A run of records
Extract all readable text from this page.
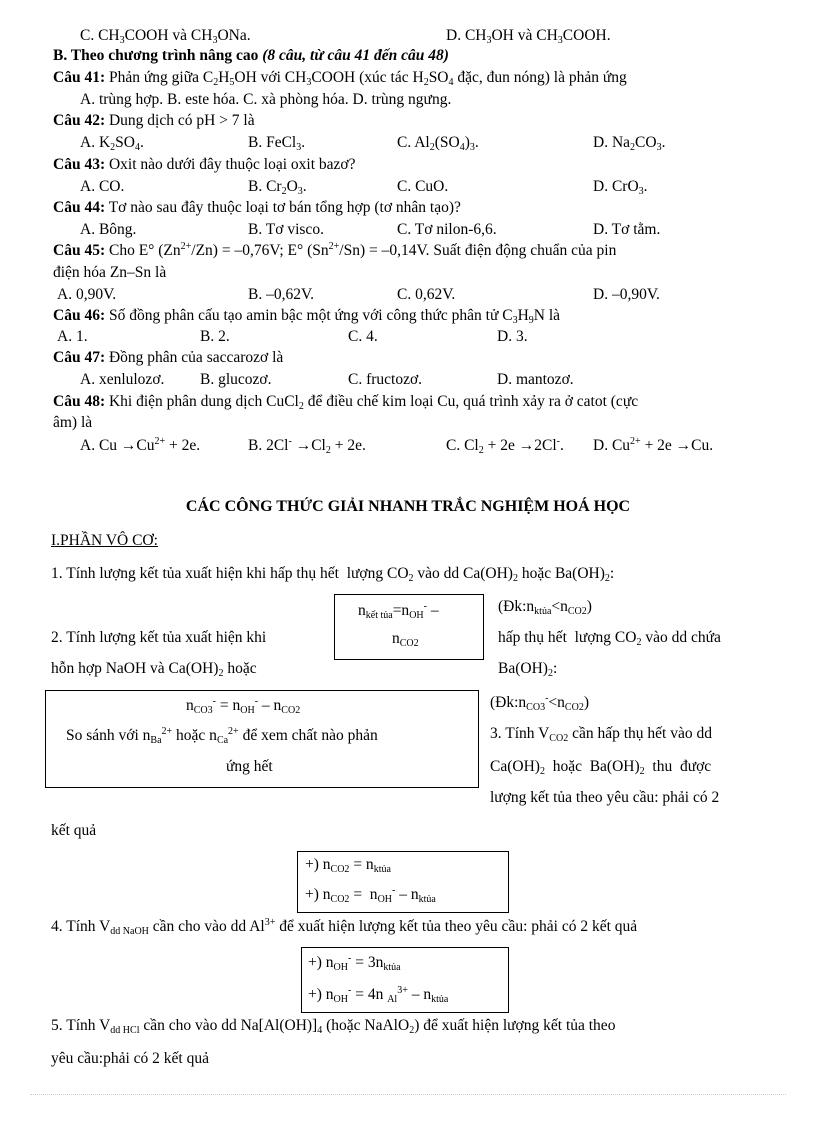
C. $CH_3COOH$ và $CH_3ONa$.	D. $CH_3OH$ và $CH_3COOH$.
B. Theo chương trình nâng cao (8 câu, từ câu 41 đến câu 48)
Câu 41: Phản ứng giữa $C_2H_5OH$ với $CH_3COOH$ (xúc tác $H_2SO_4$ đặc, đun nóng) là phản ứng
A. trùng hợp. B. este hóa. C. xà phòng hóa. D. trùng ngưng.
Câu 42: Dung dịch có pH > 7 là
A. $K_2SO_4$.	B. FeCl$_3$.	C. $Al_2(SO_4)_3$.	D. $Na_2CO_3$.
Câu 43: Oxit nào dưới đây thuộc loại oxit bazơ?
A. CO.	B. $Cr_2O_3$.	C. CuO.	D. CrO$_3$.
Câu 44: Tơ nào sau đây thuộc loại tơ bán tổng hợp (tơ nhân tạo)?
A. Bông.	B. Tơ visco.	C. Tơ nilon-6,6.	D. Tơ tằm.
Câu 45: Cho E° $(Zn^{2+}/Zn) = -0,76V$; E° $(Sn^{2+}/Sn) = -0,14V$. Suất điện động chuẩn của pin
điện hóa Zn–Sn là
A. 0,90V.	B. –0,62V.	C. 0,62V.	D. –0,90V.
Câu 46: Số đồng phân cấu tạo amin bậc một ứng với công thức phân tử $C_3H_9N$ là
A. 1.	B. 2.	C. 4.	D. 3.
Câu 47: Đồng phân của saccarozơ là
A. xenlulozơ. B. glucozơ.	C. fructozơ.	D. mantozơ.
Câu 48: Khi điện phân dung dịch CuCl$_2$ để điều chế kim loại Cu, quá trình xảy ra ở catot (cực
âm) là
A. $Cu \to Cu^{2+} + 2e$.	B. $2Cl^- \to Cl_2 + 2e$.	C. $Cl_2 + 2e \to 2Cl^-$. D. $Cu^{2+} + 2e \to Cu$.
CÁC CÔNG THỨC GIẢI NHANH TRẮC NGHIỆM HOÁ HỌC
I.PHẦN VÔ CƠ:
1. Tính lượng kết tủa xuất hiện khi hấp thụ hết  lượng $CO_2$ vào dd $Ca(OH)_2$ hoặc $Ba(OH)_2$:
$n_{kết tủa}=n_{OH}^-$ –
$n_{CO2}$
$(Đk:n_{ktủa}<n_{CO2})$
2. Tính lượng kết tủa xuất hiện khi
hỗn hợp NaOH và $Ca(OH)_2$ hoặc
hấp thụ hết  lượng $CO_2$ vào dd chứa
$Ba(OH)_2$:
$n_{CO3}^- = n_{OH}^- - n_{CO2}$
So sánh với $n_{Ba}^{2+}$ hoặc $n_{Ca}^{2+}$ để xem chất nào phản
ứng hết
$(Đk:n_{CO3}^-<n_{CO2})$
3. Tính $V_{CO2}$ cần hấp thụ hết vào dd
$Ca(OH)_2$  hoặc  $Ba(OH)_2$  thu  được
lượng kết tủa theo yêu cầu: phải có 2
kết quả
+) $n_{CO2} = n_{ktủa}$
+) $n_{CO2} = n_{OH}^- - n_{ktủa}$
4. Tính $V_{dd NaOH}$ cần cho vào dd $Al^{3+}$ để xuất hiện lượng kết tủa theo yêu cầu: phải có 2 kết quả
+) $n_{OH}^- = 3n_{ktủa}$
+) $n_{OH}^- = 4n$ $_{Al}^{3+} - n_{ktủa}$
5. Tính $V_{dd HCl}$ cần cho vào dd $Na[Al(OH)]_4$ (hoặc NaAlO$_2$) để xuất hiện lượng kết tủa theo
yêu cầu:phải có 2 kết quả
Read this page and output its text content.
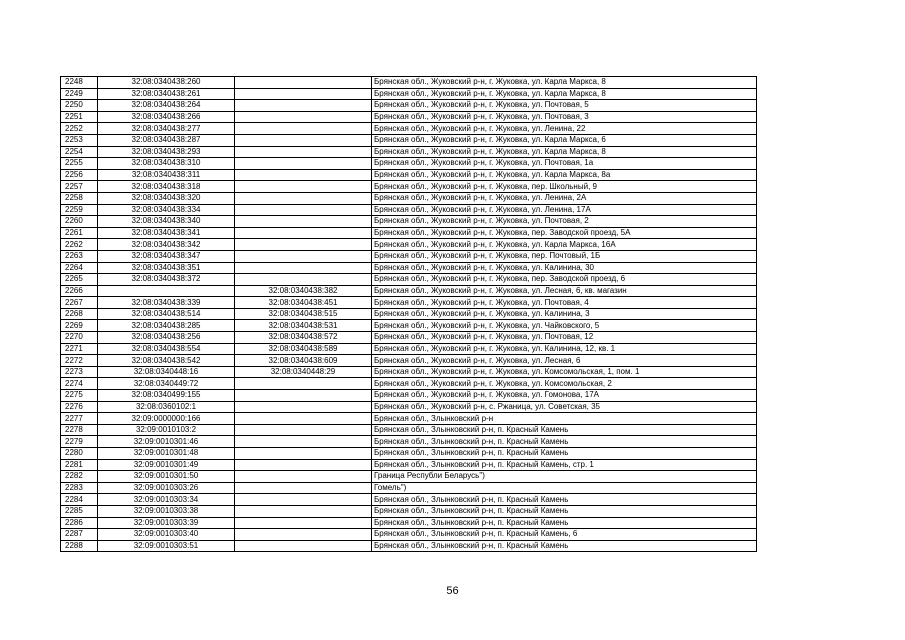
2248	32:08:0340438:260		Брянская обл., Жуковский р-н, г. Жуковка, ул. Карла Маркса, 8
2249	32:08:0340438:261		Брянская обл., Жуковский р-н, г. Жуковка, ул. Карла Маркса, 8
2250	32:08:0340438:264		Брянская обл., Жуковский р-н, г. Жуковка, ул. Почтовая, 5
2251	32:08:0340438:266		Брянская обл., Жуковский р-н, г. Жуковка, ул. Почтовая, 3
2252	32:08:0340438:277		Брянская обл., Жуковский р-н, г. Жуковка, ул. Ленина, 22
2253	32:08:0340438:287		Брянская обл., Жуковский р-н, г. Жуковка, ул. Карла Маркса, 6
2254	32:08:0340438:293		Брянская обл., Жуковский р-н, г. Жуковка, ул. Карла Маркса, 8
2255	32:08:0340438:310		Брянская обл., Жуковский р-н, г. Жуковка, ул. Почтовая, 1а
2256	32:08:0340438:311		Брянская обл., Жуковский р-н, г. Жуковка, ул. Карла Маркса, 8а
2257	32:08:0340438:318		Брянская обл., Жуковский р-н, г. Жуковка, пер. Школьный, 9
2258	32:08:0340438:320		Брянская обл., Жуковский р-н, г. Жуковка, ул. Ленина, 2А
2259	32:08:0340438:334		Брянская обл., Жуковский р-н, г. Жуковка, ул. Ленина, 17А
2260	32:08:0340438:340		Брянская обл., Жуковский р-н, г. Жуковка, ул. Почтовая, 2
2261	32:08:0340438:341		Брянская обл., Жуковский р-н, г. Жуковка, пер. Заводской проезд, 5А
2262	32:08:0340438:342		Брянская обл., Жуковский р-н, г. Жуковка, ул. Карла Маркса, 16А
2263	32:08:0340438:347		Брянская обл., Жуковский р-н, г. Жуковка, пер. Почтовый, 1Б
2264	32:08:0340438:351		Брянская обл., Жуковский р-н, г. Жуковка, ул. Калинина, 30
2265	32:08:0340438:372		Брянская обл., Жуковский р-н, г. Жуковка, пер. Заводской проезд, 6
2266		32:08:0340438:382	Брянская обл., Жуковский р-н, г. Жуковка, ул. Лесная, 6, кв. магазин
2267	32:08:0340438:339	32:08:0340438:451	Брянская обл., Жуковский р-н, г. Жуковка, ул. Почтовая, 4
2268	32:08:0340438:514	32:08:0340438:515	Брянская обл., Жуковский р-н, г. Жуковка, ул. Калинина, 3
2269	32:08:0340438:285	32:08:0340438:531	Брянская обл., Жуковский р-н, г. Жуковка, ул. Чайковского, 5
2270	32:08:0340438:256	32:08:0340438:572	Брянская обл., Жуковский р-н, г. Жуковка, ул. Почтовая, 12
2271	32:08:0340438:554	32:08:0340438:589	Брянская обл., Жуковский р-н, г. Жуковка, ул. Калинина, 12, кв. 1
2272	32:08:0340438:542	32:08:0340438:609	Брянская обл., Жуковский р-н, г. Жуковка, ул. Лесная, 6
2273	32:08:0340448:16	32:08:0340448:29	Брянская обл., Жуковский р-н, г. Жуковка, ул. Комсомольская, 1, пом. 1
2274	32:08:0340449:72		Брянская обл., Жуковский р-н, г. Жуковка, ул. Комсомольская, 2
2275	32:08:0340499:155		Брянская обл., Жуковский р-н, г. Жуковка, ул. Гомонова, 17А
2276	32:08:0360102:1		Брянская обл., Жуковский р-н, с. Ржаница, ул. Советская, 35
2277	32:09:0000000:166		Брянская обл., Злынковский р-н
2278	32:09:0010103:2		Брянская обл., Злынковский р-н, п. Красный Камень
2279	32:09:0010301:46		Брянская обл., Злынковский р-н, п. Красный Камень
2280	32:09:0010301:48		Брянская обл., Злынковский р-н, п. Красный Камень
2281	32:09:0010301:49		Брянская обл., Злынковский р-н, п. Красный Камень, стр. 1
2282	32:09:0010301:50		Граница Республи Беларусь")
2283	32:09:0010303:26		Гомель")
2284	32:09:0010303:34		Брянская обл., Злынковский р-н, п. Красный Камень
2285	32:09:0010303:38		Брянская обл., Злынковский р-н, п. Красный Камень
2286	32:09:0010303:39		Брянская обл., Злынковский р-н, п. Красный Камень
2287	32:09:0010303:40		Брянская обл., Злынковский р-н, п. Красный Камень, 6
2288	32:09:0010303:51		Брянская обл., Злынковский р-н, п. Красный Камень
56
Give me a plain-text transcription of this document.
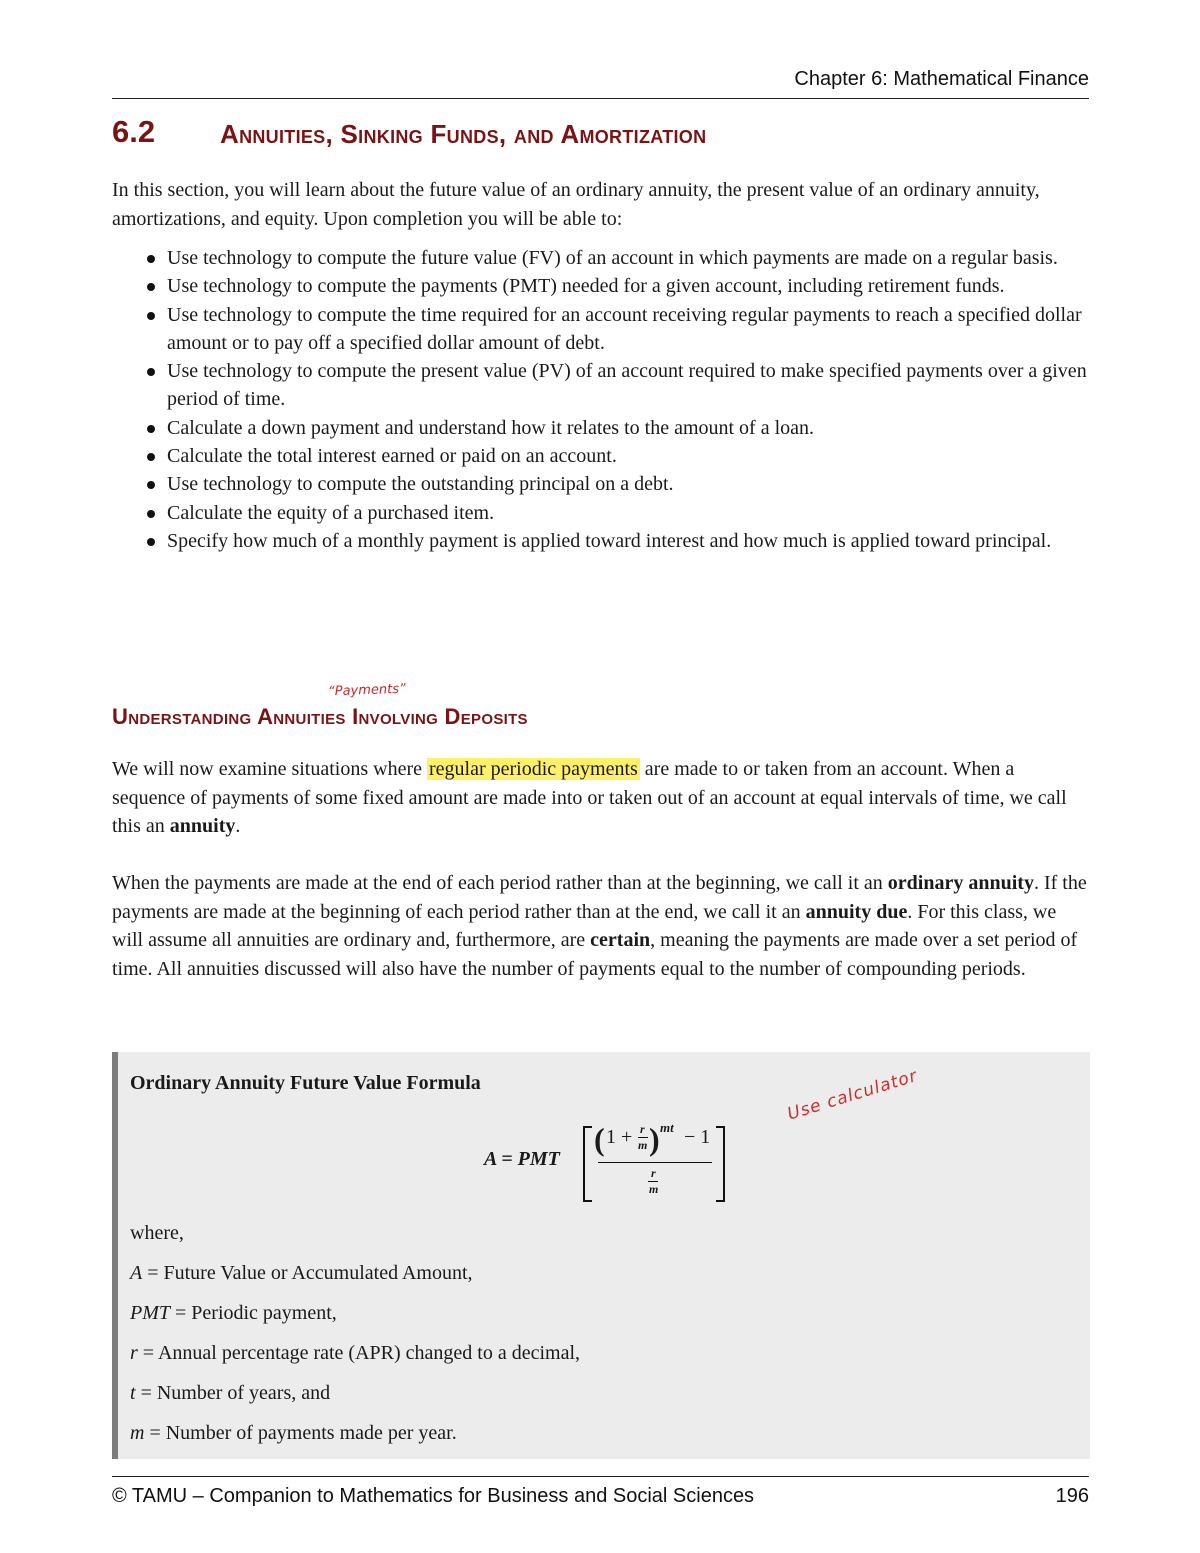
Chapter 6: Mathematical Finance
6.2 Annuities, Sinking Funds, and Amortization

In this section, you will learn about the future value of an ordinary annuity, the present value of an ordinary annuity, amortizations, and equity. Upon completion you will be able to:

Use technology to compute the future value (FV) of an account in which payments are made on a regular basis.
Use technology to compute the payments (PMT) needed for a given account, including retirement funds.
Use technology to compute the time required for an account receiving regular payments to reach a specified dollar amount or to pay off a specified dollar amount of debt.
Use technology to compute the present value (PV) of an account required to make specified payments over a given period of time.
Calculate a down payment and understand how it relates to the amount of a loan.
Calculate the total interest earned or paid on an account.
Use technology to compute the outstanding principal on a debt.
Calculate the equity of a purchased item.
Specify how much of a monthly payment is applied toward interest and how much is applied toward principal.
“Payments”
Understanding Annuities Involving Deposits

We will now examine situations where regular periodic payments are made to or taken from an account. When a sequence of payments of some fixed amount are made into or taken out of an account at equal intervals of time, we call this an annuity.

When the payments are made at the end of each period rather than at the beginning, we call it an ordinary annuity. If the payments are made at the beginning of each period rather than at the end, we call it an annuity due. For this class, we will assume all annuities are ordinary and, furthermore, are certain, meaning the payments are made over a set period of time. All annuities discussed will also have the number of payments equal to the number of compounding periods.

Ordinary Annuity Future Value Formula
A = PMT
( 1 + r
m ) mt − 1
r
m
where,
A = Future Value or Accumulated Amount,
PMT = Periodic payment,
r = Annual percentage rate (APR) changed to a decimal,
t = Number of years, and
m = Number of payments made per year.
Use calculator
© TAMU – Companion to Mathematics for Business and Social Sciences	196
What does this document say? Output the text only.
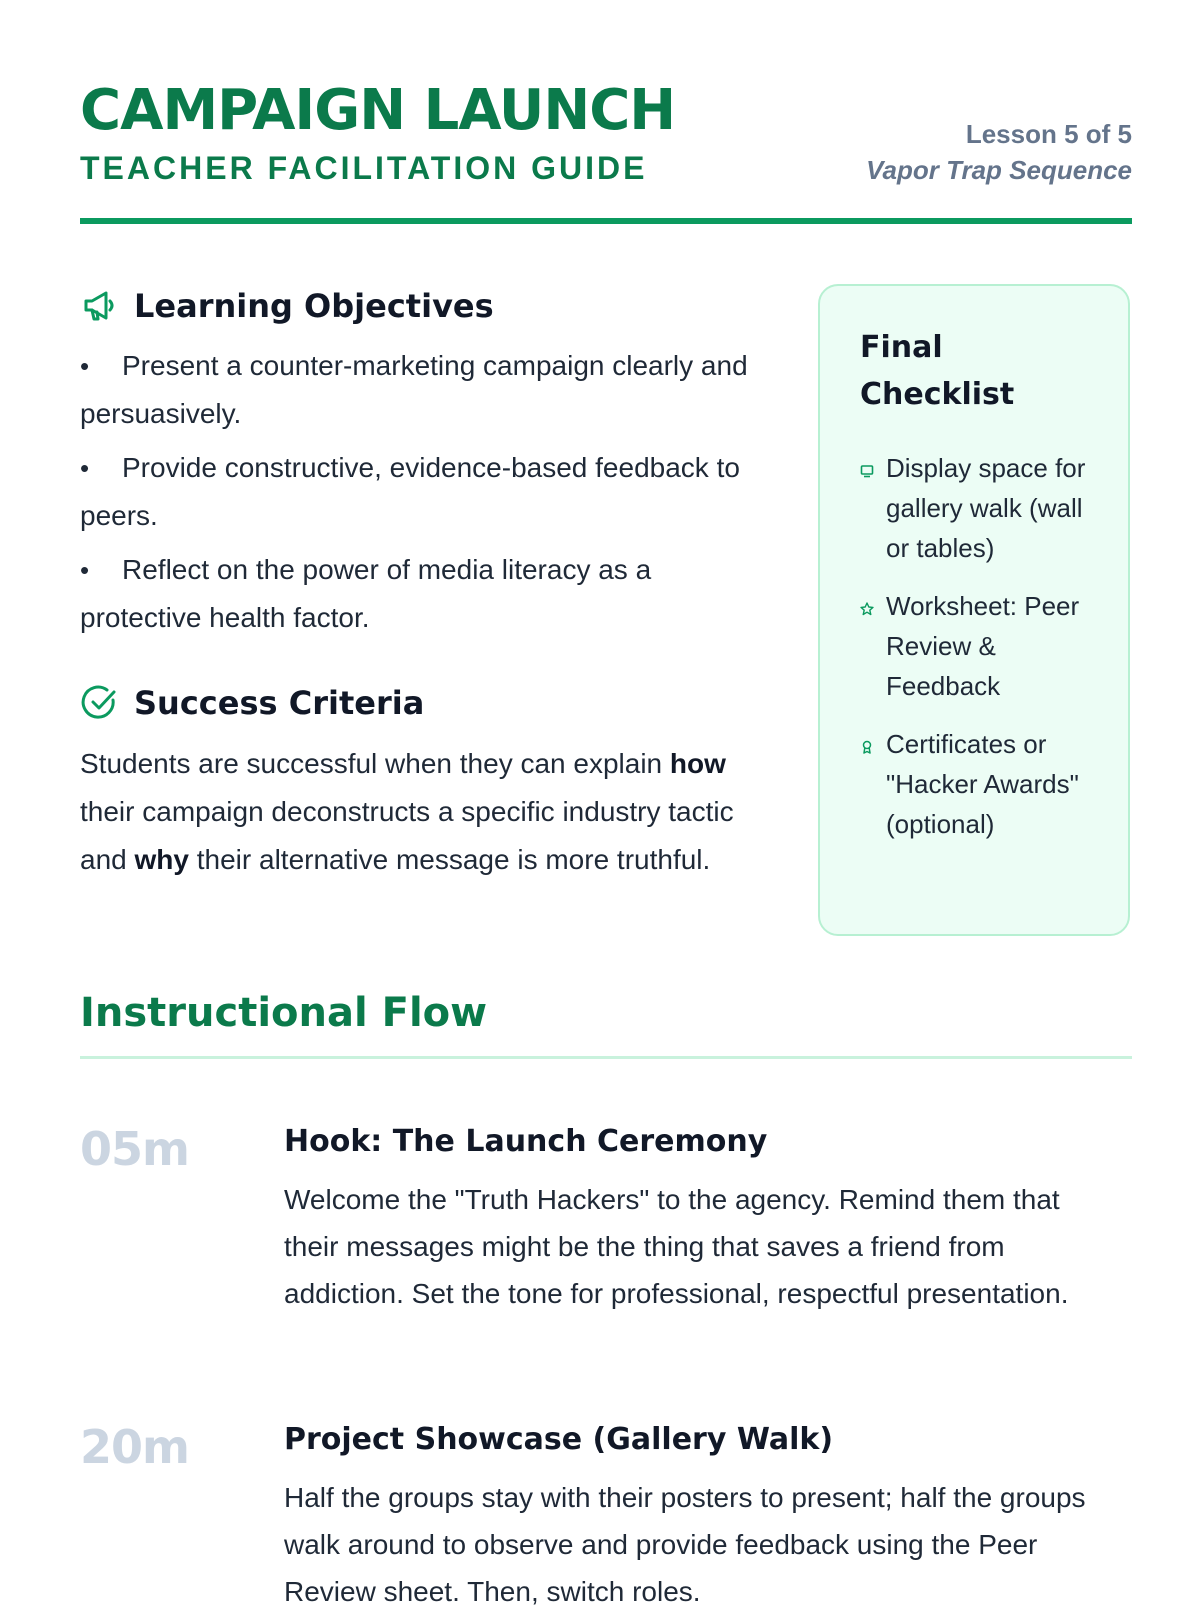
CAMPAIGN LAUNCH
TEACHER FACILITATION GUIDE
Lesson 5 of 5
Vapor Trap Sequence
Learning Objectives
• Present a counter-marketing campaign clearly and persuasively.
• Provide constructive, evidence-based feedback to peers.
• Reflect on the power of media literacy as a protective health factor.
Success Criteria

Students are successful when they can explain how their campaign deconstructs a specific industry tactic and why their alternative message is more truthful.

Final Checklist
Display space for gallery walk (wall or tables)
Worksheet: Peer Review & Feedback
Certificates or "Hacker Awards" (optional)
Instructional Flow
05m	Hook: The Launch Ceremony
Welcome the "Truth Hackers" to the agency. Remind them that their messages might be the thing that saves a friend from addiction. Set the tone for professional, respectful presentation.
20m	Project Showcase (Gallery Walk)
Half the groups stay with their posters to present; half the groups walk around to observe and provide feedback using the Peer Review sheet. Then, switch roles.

Task description ::
List every line from the entries above in which "xuất" appears.

Problem solution ::
1. Tính lượng kết tủa xuất hiện khi hấp thụ hết  lượng $CO_2$ vào dd $Ca(OH)_2$ hoặc $Ba(OH)_2$:
2. Tính lượng kết tủa xuất hiện khi
4. Tính $V_{dd NaOH}$ cần cho vào dd $Al^{3+}$ để xuất hiện lượng kết tủa theo yêu cầu: phải có 2 kết quả
5. Tính $V_{dd HCl}$ cần cho vào dd $Na[Al(OH)]_4$ (hoặc NaAlO$_2$) để xuất hiện lượng kết tủa theo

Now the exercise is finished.